[The task]
Select the lines of the records containing the word "Saturation" and list them.

(Figure content listings)
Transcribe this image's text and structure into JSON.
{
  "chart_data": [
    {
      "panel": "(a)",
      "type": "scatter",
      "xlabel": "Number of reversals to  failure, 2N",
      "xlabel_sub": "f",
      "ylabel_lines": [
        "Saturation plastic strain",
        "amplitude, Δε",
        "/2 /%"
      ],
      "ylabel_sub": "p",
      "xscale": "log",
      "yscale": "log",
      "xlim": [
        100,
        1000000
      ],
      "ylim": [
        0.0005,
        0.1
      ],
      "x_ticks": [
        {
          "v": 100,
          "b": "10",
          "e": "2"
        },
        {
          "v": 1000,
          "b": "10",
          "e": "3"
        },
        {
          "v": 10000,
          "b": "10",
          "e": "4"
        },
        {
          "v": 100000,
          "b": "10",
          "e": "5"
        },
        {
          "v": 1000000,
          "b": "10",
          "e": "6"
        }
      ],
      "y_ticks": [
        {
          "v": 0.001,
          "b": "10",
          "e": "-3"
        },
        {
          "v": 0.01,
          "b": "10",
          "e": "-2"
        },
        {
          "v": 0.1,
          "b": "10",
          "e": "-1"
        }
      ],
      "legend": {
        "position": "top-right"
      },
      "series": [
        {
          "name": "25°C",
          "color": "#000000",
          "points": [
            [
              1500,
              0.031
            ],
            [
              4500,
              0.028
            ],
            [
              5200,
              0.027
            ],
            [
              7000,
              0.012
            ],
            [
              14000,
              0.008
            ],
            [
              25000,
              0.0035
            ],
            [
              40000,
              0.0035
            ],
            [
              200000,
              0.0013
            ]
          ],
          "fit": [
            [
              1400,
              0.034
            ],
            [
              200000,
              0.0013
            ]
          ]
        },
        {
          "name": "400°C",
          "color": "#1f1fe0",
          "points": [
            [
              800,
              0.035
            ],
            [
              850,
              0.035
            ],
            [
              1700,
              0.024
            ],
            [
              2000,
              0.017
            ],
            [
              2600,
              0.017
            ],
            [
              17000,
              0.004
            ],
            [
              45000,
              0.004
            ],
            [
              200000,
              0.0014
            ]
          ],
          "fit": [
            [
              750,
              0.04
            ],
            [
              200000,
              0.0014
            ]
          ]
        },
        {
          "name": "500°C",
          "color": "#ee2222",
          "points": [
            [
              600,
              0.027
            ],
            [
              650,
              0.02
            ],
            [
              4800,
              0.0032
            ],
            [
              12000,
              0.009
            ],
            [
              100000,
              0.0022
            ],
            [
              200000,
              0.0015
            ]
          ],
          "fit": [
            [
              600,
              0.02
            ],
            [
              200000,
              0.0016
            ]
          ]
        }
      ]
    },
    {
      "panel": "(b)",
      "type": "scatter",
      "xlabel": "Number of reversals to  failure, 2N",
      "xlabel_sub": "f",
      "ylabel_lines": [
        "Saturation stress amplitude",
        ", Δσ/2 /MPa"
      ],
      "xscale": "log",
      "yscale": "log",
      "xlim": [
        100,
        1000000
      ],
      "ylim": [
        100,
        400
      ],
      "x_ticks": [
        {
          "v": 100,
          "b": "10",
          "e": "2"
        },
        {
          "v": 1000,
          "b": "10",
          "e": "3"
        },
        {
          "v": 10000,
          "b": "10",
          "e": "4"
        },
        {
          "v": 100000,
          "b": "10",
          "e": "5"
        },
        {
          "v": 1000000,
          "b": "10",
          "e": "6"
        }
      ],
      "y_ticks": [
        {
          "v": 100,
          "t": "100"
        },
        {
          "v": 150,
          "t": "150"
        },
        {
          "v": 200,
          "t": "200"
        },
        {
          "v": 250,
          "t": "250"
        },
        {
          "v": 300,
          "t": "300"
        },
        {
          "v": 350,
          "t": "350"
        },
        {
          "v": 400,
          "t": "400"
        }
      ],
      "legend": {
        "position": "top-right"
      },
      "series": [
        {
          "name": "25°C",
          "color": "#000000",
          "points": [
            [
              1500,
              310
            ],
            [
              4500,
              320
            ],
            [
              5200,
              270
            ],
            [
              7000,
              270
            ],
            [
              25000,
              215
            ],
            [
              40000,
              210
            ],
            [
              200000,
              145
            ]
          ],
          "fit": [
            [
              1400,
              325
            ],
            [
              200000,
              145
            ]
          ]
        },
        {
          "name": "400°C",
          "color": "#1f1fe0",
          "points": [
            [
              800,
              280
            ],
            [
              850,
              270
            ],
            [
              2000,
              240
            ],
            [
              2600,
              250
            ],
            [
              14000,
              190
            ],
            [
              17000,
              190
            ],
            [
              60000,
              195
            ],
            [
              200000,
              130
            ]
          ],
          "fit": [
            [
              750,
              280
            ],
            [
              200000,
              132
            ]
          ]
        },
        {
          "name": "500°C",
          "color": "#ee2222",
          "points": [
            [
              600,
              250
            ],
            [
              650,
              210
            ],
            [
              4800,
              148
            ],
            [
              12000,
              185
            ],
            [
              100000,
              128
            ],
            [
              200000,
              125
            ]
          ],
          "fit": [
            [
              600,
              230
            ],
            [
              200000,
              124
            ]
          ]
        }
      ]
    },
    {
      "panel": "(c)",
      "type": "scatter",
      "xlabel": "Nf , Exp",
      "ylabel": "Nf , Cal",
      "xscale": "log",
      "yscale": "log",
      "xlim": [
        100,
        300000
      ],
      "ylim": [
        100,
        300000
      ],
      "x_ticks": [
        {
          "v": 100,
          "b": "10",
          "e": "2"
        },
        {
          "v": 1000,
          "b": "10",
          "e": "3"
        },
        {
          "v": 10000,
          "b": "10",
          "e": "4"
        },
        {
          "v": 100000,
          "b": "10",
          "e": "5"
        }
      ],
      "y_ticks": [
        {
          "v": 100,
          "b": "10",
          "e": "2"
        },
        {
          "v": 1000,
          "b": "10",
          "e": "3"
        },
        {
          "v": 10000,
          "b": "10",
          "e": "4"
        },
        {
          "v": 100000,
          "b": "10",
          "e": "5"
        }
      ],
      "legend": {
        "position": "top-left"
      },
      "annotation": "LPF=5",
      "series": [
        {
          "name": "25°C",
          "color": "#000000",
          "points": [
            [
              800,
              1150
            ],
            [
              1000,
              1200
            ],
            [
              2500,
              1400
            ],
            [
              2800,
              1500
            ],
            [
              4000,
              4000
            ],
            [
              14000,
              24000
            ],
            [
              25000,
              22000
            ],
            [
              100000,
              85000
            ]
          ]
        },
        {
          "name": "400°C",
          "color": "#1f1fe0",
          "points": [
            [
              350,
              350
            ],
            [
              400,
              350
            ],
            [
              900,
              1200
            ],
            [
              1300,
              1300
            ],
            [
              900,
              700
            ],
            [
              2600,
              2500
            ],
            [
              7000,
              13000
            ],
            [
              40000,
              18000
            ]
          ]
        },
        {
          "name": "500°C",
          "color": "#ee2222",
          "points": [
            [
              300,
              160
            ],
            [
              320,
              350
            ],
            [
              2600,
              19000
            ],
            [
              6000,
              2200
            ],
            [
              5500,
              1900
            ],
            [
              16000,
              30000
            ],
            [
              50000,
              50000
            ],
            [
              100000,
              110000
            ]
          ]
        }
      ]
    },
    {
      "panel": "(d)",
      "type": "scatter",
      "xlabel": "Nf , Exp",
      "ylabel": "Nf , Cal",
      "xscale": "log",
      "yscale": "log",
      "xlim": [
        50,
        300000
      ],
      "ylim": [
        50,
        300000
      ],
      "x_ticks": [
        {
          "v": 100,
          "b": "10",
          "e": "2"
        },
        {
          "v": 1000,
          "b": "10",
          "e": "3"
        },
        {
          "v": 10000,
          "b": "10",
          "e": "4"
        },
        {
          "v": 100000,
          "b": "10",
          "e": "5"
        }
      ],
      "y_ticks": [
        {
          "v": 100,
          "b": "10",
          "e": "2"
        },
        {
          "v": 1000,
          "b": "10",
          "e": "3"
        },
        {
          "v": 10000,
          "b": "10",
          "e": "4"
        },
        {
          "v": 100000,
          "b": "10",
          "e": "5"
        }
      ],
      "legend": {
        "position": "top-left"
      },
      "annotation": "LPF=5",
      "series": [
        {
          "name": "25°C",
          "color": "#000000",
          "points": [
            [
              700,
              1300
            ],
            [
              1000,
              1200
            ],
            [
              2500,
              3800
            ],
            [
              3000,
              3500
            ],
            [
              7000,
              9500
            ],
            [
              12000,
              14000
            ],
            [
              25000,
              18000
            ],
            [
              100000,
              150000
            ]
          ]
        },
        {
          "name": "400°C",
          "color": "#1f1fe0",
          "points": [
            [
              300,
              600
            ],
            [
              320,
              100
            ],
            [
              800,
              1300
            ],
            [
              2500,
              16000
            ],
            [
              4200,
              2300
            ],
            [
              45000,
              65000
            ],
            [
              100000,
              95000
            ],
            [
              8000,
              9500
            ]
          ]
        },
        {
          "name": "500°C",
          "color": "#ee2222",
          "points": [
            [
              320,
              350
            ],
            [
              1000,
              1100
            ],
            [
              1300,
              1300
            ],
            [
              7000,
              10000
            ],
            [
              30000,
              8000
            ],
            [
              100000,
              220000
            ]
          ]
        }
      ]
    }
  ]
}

[Correct output]
        "Saturation plastic strain",
        "Saturation stress amplitude",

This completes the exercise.